++++ Provided records

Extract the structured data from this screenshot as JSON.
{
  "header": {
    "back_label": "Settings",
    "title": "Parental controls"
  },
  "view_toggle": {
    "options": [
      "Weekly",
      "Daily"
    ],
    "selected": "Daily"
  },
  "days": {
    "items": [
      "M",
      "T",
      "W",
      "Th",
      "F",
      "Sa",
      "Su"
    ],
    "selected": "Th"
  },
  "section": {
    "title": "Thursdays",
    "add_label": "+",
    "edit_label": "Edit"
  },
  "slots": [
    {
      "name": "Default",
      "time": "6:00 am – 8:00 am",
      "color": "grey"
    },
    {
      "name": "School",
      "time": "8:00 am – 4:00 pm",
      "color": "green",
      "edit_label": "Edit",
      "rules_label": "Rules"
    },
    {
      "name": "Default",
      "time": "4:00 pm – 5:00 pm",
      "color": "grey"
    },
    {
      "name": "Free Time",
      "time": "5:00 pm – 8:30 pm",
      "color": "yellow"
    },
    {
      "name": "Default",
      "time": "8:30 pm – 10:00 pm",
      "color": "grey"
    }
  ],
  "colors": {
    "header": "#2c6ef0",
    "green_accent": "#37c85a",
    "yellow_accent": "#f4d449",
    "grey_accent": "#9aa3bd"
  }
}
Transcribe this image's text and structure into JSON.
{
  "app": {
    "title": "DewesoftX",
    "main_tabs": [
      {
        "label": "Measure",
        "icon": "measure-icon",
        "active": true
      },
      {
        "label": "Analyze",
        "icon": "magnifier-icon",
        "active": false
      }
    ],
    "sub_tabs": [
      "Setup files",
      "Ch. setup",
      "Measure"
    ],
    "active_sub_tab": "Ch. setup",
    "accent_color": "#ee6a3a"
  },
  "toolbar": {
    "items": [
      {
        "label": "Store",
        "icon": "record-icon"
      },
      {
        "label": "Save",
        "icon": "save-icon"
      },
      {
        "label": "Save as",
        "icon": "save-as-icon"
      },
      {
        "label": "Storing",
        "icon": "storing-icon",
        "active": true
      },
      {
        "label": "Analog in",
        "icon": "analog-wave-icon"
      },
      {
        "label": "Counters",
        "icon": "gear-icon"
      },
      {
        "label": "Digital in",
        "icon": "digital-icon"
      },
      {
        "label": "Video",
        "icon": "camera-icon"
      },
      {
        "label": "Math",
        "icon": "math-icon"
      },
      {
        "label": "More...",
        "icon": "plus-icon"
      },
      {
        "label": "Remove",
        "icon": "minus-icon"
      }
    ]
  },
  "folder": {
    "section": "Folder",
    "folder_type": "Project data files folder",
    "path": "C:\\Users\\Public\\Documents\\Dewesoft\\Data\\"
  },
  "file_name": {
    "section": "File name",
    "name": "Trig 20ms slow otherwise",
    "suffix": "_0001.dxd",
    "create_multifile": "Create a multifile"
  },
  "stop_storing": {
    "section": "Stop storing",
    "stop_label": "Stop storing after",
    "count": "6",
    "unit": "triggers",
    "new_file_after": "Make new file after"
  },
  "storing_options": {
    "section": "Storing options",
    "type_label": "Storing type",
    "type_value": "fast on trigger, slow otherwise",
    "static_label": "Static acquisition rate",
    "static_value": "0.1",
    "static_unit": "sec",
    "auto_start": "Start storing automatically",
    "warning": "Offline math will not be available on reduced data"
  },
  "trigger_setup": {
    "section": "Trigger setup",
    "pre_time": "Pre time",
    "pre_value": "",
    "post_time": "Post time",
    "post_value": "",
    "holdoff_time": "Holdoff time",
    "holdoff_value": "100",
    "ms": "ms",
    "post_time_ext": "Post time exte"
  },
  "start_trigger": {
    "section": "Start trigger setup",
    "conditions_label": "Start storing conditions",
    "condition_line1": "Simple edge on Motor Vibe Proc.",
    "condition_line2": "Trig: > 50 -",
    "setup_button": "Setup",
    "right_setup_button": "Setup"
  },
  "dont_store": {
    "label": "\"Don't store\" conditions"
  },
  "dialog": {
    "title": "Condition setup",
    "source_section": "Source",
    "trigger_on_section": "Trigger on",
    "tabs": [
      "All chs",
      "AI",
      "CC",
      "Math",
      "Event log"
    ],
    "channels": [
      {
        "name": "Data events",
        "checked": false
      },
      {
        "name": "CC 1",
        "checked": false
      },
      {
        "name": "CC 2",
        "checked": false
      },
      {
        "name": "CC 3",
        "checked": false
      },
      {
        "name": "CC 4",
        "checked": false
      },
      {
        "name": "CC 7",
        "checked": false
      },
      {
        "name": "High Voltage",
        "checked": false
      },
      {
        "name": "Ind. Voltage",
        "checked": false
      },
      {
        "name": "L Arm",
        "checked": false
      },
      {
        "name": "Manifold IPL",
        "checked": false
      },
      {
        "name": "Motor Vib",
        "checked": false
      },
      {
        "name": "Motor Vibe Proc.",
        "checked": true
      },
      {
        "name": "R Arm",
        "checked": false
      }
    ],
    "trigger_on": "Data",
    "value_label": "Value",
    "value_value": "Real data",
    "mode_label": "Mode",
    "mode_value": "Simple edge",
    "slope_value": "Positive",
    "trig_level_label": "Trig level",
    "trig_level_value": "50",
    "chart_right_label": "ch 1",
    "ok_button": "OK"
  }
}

++++++++

Stated problem: Repeat the listing above without any change.

Task answer:
Extract the structured data from this screenshot as JSON.
{
  "header": {
    "back_label": "Settings",
    "title": "Parental controls"
  },
  "view_toggle": {
    "options": [
      "Weekly",
      "Daily"
    ],
    "selected": "Daily"
  },
  "days": {
    "items": [
      "M",
      "T",
      "W",
      "Th",
      "F",
      "Sa",
      "Su"
    ],
    "selected": "Th"
  },
  "section": {
    "title": "Thursdays",
    "add_label": "+",
    "edit_label": "Edit"
  },
  "slots": [
    {
      "name": "Default",
      "time": "6:00 am – 8:00 am",
      "color": "grey"
    },
    {
      "name": "School",
      "time": "8:00 am – 4:00 pm",
      "color": "green",
      "edit_label": "Edit",
      "rules_label": "Rules"
    },
    {
      "name": "Default",
      "time": "4:00 pm – 5:00 pm",
      "color": "grey"
    },
    {
      "name": "Free Time",
      "time": "5:00 pm – 8:30 pm",
      "color": "yellow"
    },
    {
      "name": "Default",
      "time": "8:30 pm – 10:00 pm",
      "color": "grey"
    }
  ],
  "colors": {
    "header": "#2c6ef0",
    "green_accent": "#37c85a",
    "yellow_accent": "#f4d449",
    "grey_accent": "#9aa3bd"
  }
}
Transcribe this image's text and structure into JSON.
{
  "app": {
    "title": "DewesoftX",
    "main_tabs": [
      {
        "label": "Measure",
        "icon": "measure-icon",
        "active": true
      },
      {
        "label": "Analyze",
        "icon": "magnifier-icon",
        "active": false
      }
    ],
    "sub_tabs": [
      "Setup files",
      "Ch. setup",
      "Measure"
    ],
    "active_sub_tab": "Ch. setup",
    "accent_color": "#ee6a3a"
  },
  "toolbar": {
    "items": [
      {
        "label": "Store",
        "icon": "record-icon"
      },
      {
        "label": "Save",
        "icon": "save-icon"
      },
      {
        "label": "Save as",
        "icon": "save-as-icon"
      },
      {
        "label": "Storing",
        "icon": "storing-icon",
        "active": true
      },
      {
        "label": "Analog in",
        "icon": "analog-wave-icon"
      },
      {
        "label": "Counters",
        "icon": "gear-icon"
      },
      {
        "label": "Digital in",
        "icon": "digital-icon"
      },
      {
        "label": "Video",
        "icon": "camera-icon"
      },
      {
        "label": "Math",
        "icon": "math-icon"
      },
      {
        "label": "More...",
        "icon": "plus-icon"
      },
      {
        "label": "Remove",
        "icon": "minus-icon"
      }
    ]
  },
  "folder": {
    "section": "Folder",
    "folder_type": "Project data files folder",
    "path": "C:\\Users\\Public\\Documents\\Dewesoft\\Data\\"
  },
  "file_name": {
    "section": "File name",
    "name": "Trig 20ms slow otherwise",
    "suffix": "_0001.dxd",
    "create_multifile": "Create a multifile"
  },
  "stop_storing": {
    "section": "Stop storing",
    "stop_label": "Stop storing after",
    "count": "6",
    "unit": "triggers",
    "new_file_after": "Make new file after"
  },
  "storing_options": {
    "section": "Storing options",
    "type_label": "Storing type",
    "type_value": "fast on trigger, slow otherwise",
    "static_label": "Static acquisition rate",
    "static_value": "0.1",
    "static_unit": "sec",
    "auto_start": "Start storing automatically",
    "warning": "Offline math will not be available on reduced data"
  },
  "trigger_setup": {
    "section": "Trigger setup",
    "pre_time": "Pre time",
    "pre_value": "",
    "post_time": "Post time",
    "post_value": "",
    "holdoff_time": "Holdoff time",
    "holdoff_value": "100",
    "ms": "ms",
    "post_time_ext": "Post time exte"
  },
  "start_trigger": {
    "section": "Start trigger setup",
    "conditions_label": "Start storing conditions",
    "condition_line1": "Simple edge on Motor Vibe Proc.",
    "condition_line2": "Trig: > 50 -",
    "setup_button": "Setup",
    "right_setup_button": "Setup"
  },
  "dont_store": {
    "label": "\"Don't store\" conditions"
  },
  "dialog": {
    "title": "Condition setup",
    "source_section": "Source",
    "trigger_on_section": "Trigger on",
    "tabs": [
      "All chs",
      "AI",
      "CC",
      "Math",
      "Event log"
    ],
    "channels": [
      {
        "name": "Data events",
        "checked": false
      },
      {
        "name": "CC 1",
        "checked": false
      },
      {
        "name": "CC 2",
        "checked": false
      },
      {
        "name": "CC 3",
        "checked": false
      },
      {
        "name": "CC 4",
        "checked": false
      },
      {
        "name": "CC 7",
        "checked": false
      },
      {
        "name": "High Voltage",
        "checked": false
      },
      {
        "name": "Ind. Voltage",
        "checked": false
      },
      {
        "name": "L Arm",
        "checked": false
      },
      {
        "name": "Manifold IPL",
        "checked": false
      },
      {
        "name": "Motor Vib",
        "checked": false
      },
      {
        "name": "Motor Vibe Proc.",
        "checked": true
      },
      {
        "name": "R Arm",
        "checked": false
      }
    ],
    "trigger_on": "Data",
    "value_label": "Value",
    "value_value": "Real data",
    "mode_label": "Mode",
    "mode_value": "Simple edge",
    "slope_value": "Positive",
    "trig_level_label": "Trig level",
    "trig_level_value": "50",
    "chart_right_label": "ch 1",
    "ok_button": "OK"
  }
}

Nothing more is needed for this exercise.